◆ EXERCISE PROMPT
Note how many lines contain "JSON" and give that number, with nothing else.

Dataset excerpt

- - - - - - -

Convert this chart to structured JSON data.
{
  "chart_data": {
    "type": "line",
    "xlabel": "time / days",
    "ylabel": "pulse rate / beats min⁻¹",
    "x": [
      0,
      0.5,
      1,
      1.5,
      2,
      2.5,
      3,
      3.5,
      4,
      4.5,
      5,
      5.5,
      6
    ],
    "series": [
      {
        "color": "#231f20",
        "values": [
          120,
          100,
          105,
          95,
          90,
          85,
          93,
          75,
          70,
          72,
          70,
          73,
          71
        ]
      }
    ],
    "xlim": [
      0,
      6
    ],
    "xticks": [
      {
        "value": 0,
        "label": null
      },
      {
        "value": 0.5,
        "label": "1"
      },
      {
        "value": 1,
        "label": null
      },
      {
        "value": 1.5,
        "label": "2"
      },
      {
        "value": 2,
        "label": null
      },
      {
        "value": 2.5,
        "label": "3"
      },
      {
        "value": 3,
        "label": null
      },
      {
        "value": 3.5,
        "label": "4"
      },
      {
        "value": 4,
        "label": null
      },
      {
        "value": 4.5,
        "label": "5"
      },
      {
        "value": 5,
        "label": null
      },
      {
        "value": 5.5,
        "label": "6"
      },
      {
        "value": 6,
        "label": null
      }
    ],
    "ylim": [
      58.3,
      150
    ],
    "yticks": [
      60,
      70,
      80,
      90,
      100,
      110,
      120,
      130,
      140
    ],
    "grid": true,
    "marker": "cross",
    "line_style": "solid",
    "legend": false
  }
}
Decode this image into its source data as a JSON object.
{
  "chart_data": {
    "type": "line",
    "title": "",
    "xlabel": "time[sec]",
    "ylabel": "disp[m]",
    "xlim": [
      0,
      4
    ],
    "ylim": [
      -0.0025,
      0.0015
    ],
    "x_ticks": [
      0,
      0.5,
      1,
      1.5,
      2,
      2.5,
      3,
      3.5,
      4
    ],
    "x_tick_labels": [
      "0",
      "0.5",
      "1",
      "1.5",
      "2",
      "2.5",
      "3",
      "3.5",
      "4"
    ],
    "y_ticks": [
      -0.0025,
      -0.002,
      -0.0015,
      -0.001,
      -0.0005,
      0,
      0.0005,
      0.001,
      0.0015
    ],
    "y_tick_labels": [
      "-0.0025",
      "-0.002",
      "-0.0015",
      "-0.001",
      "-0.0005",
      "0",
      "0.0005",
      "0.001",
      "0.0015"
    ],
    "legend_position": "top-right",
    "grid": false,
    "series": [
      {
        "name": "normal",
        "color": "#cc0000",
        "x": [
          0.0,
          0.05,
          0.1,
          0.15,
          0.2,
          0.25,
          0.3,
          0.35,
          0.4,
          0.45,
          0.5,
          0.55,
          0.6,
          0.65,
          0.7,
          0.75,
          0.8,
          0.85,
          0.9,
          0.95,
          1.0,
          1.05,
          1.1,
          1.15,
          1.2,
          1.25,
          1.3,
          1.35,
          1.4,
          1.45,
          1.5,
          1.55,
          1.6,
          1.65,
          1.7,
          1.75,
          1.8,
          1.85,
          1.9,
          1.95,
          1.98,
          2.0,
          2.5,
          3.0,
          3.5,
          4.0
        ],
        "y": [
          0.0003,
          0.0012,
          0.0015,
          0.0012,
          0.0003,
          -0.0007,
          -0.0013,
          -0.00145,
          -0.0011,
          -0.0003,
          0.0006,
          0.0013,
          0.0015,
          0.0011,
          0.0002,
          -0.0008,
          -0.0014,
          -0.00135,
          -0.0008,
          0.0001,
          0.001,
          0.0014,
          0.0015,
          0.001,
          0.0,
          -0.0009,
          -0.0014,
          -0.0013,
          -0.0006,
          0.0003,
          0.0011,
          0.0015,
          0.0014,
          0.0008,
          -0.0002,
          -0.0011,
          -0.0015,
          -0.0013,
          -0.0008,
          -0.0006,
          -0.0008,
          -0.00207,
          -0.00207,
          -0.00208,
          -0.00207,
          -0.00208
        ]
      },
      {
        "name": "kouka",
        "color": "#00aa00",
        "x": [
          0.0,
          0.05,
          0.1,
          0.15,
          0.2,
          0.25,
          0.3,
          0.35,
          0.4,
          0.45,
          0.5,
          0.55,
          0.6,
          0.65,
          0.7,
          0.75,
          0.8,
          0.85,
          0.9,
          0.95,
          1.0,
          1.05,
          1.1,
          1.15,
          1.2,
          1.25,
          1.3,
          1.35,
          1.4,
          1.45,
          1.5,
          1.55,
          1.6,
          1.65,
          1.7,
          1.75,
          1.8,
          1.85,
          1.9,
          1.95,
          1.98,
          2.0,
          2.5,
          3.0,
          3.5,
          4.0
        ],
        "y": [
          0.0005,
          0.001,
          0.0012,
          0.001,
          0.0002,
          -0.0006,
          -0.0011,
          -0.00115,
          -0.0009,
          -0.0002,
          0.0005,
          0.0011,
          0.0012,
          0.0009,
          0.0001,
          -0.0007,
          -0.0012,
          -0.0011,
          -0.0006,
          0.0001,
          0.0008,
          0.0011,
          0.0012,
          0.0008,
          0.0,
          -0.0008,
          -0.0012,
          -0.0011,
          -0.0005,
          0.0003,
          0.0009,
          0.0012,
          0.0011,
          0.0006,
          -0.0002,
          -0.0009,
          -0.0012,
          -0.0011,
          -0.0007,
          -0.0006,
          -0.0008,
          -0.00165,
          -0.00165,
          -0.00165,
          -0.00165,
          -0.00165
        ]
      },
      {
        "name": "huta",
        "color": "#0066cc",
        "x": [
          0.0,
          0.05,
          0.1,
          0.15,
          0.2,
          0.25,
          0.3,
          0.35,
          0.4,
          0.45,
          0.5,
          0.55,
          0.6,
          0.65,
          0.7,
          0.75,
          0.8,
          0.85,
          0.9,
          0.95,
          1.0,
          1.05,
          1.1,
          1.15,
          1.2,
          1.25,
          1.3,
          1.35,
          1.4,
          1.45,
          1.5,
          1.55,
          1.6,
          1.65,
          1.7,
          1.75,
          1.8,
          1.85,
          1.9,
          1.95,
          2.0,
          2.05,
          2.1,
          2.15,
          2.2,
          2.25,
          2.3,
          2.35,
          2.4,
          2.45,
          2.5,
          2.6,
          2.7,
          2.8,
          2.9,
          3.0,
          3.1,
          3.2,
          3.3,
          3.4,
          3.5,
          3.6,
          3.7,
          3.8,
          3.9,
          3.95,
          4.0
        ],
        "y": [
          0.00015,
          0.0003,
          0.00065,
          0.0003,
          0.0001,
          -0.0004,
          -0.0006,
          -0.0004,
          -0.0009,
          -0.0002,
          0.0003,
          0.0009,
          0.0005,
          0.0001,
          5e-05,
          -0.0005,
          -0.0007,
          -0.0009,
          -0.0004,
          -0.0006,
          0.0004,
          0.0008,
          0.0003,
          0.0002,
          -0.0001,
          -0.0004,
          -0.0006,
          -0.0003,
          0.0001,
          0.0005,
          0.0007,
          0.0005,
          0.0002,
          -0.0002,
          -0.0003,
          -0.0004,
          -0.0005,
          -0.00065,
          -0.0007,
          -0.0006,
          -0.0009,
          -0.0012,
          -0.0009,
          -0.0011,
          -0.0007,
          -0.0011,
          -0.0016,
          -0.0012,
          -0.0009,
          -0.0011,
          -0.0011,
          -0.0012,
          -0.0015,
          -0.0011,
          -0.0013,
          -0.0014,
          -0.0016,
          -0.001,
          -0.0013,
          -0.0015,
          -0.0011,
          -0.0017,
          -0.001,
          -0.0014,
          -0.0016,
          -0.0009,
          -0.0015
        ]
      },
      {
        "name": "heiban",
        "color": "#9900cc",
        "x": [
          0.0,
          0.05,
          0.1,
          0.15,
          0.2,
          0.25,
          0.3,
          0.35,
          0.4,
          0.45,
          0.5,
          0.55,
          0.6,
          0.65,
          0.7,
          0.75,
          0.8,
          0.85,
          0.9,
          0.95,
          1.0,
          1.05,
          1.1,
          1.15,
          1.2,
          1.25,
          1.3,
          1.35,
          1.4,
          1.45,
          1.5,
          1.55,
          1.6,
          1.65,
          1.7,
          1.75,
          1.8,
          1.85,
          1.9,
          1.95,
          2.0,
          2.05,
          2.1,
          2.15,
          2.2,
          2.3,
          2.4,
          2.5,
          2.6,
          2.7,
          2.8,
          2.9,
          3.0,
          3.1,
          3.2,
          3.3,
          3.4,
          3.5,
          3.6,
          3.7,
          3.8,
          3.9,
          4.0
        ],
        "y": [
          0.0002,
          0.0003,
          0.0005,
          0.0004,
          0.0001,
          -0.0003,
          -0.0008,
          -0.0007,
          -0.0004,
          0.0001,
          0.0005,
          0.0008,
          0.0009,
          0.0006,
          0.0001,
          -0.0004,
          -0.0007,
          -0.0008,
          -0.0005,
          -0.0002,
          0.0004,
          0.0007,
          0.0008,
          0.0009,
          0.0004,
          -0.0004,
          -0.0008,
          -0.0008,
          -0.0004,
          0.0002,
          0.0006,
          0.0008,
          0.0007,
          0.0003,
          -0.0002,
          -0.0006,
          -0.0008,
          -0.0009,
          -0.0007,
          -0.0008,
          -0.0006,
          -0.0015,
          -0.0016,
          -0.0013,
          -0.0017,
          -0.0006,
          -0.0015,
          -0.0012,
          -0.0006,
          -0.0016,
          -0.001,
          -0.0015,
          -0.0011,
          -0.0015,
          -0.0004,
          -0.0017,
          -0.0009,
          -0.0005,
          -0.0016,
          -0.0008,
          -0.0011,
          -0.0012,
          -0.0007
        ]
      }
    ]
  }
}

- - - - - - -

◆ RESULT BELOW
2